OBJECTIVE:
Select the lines of the records containing the word "Shirts" and list them.

***** EXERCISE INPUT *****

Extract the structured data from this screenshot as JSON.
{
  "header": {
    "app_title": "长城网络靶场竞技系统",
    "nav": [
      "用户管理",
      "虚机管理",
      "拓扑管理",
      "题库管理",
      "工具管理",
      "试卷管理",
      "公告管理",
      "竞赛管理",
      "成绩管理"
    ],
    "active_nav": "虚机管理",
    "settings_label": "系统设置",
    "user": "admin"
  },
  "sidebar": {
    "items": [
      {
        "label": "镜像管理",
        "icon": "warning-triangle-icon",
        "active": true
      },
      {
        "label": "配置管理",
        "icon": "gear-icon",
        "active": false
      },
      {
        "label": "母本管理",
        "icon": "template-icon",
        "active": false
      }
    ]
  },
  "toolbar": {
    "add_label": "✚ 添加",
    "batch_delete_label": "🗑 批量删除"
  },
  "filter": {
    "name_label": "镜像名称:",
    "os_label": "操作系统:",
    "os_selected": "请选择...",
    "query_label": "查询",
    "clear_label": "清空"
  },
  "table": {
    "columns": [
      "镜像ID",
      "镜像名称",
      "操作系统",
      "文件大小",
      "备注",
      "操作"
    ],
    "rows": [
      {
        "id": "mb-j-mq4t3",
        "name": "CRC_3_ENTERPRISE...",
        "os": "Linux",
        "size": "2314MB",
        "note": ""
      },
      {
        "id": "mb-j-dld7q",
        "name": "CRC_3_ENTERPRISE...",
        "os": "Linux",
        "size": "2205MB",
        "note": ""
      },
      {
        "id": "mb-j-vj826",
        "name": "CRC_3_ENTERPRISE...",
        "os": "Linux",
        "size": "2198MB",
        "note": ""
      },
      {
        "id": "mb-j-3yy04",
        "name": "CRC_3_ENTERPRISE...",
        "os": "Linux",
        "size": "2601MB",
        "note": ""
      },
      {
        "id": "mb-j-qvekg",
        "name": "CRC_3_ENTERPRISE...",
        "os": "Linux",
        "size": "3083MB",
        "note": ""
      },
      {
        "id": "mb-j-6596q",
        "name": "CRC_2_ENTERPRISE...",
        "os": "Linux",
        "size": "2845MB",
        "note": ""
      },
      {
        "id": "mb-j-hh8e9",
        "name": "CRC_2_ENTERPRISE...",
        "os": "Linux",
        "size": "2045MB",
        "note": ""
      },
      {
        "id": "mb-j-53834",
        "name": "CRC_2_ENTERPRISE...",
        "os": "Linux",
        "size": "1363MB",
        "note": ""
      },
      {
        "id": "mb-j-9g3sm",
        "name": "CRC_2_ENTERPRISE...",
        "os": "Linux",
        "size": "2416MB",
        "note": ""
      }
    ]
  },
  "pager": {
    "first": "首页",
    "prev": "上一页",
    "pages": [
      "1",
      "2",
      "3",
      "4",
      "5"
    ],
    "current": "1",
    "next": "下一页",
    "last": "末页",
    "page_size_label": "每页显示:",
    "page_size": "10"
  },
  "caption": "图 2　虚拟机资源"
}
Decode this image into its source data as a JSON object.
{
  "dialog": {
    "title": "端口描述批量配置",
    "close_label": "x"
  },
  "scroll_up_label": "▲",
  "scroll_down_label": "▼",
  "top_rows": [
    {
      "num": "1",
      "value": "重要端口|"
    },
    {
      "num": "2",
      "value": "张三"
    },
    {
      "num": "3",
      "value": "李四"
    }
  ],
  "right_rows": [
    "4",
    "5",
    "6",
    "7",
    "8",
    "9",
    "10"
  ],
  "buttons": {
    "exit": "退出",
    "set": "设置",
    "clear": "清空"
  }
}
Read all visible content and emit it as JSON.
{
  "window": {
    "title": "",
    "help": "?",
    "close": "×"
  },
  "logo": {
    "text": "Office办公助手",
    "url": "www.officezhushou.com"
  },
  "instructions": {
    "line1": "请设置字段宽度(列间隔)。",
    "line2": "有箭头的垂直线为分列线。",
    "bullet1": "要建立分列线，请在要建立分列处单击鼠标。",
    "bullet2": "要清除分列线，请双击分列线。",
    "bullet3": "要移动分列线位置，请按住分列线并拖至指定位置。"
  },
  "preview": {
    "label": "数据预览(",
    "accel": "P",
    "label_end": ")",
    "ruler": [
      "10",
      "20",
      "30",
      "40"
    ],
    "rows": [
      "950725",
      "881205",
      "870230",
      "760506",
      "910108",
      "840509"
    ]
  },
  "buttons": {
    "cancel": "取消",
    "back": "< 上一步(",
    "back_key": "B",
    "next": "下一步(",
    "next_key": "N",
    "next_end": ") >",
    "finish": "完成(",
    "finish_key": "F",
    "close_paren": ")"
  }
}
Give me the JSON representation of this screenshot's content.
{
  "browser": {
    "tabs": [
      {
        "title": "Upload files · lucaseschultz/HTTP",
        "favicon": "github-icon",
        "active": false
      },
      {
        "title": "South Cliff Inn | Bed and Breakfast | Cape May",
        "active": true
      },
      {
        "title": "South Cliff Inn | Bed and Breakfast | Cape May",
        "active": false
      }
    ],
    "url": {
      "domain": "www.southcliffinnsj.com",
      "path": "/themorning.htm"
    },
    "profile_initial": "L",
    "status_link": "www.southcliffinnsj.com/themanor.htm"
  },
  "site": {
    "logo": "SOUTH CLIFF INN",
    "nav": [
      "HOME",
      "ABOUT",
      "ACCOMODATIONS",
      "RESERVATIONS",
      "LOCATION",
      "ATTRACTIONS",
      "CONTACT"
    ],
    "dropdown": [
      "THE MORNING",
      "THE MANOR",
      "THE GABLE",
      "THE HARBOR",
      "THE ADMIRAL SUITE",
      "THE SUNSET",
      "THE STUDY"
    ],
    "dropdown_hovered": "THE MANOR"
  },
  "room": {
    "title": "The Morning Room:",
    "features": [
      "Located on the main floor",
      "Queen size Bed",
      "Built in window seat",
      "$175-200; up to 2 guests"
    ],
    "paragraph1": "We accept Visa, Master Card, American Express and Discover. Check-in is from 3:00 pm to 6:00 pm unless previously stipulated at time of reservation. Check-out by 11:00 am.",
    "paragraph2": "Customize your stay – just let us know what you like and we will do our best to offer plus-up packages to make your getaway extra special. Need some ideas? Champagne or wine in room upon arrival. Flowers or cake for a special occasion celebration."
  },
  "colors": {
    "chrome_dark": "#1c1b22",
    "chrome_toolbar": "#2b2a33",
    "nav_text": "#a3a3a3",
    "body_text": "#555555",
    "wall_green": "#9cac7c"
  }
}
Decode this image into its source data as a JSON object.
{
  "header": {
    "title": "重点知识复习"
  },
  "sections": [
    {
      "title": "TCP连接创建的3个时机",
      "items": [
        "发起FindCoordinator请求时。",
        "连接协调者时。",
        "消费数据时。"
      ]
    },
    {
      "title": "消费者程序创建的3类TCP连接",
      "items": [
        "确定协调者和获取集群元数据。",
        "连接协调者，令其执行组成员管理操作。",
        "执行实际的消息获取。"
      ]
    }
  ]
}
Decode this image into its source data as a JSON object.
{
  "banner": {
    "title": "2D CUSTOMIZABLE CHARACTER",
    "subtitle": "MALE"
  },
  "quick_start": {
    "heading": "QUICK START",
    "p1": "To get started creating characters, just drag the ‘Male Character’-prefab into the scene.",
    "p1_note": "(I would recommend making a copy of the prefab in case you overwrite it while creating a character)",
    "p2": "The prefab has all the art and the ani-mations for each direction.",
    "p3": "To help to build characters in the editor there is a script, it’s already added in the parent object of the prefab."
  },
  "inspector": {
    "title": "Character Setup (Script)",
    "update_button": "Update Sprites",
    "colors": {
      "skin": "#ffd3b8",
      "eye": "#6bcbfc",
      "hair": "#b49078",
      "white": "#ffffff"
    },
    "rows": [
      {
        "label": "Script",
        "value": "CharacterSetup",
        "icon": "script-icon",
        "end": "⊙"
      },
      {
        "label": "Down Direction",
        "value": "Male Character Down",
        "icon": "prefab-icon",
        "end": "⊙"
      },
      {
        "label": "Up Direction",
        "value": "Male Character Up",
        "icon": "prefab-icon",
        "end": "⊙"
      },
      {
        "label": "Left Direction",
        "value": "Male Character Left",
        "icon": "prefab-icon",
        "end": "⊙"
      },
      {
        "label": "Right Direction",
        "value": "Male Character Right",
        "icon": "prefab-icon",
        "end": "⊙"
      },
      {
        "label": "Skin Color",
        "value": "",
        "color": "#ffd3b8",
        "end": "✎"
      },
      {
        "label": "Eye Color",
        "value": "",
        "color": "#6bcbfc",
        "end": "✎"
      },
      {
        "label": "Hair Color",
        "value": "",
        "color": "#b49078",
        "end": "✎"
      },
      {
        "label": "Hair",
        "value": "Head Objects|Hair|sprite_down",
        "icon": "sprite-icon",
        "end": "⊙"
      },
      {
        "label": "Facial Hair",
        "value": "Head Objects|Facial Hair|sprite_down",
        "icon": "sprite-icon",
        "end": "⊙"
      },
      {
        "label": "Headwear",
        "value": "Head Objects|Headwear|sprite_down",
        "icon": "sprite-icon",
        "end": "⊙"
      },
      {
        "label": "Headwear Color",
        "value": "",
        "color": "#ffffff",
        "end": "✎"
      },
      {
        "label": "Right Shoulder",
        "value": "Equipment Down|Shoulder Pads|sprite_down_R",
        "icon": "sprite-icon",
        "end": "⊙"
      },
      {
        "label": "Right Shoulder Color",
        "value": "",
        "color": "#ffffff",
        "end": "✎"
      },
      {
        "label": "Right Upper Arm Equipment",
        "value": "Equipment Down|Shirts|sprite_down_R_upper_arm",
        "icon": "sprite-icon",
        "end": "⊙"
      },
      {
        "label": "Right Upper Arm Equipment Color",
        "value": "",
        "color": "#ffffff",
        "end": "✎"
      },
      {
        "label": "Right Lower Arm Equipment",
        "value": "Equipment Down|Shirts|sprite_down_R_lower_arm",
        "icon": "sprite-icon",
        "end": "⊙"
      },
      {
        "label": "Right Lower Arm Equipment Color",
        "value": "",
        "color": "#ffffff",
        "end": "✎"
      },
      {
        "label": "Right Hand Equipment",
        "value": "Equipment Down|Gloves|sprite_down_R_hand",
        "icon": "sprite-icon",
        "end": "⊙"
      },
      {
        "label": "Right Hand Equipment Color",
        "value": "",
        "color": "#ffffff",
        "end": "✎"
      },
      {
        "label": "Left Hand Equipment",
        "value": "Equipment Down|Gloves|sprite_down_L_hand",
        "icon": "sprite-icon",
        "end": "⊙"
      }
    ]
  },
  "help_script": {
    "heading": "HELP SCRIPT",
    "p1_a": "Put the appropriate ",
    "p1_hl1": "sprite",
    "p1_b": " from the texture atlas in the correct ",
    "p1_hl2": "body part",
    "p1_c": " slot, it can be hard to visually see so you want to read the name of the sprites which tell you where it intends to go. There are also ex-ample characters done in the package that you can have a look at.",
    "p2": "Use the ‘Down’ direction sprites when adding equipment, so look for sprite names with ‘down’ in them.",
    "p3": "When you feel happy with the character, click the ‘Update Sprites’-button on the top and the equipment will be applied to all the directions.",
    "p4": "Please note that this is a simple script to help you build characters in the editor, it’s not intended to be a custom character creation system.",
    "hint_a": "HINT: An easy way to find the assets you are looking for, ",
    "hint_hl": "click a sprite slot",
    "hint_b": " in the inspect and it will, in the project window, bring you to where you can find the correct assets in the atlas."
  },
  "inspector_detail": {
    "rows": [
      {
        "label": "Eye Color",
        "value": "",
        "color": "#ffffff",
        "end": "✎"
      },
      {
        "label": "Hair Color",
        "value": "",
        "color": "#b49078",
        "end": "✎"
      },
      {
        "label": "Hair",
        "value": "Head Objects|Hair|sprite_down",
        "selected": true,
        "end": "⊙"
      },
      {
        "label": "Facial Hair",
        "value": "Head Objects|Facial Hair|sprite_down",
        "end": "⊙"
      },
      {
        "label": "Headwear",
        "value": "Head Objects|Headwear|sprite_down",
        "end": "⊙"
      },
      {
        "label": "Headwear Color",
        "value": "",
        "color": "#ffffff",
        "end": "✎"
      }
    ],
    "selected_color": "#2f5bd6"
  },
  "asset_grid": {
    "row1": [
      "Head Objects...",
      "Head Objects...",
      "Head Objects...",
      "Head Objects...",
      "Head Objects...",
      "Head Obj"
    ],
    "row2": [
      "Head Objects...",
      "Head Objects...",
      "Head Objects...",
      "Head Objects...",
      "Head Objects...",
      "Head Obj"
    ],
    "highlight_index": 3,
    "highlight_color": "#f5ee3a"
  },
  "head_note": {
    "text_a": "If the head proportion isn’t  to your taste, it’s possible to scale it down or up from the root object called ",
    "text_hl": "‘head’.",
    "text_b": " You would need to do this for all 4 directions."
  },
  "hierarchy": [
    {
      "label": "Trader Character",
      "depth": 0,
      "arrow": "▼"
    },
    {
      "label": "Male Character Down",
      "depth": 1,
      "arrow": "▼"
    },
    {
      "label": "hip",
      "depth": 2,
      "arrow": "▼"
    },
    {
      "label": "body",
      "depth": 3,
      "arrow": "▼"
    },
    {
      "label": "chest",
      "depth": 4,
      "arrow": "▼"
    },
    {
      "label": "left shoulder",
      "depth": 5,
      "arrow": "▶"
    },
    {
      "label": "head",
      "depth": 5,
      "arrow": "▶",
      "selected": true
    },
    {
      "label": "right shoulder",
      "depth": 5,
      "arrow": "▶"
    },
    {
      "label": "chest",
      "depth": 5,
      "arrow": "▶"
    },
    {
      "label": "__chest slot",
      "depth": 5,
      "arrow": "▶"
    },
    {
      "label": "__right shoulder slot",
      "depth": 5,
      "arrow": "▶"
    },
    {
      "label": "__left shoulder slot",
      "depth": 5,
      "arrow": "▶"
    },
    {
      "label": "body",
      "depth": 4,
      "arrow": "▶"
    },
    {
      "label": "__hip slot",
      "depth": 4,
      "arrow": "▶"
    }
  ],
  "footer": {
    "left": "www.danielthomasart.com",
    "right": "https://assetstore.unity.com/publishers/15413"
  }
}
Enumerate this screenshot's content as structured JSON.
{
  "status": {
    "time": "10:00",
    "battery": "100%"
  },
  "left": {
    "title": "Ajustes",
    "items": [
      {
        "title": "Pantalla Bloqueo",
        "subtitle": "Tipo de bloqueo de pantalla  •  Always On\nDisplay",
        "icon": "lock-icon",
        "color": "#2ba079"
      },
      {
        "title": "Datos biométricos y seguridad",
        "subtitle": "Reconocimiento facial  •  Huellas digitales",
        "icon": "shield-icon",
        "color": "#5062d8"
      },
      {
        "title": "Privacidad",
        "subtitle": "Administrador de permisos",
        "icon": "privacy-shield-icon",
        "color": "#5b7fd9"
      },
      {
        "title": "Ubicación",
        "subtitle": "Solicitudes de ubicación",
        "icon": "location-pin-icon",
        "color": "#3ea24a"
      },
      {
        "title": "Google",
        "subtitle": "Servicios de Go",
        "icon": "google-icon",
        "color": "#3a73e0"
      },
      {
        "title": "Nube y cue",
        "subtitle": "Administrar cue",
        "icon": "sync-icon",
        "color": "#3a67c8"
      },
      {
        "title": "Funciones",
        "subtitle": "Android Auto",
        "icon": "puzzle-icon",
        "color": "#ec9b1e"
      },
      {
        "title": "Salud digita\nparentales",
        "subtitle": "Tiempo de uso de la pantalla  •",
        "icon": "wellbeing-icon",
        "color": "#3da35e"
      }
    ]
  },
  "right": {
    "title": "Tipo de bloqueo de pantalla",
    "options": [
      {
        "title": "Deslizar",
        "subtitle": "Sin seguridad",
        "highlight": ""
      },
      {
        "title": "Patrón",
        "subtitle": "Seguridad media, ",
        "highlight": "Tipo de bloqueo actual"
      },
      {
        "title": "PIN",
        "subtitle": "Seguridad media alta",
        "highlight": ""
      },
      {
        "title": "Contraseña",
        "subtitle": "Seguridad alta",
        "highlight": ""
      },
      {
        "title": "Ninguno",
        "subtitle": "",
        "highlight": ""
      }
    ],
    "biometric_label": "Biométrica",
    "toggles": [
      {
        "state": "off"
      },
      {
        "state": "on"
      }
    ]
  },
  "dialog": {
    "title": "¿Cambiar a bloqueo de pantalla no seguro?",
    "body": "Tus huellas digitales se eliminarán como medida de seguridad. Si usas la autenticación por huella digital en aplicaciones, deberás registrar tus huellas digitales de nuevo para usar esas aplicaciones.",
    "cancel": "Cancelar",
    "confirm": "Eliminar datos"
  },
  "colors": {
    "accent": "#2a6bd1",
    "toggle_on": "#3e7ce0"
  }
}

*****

EXERCISE RESULT:
        "value": "Equipment Down|Shirts|sprite_down_R_upper_arm",
        "value": "Equipment Down|Shirts|sprite_down_R_lower_arm",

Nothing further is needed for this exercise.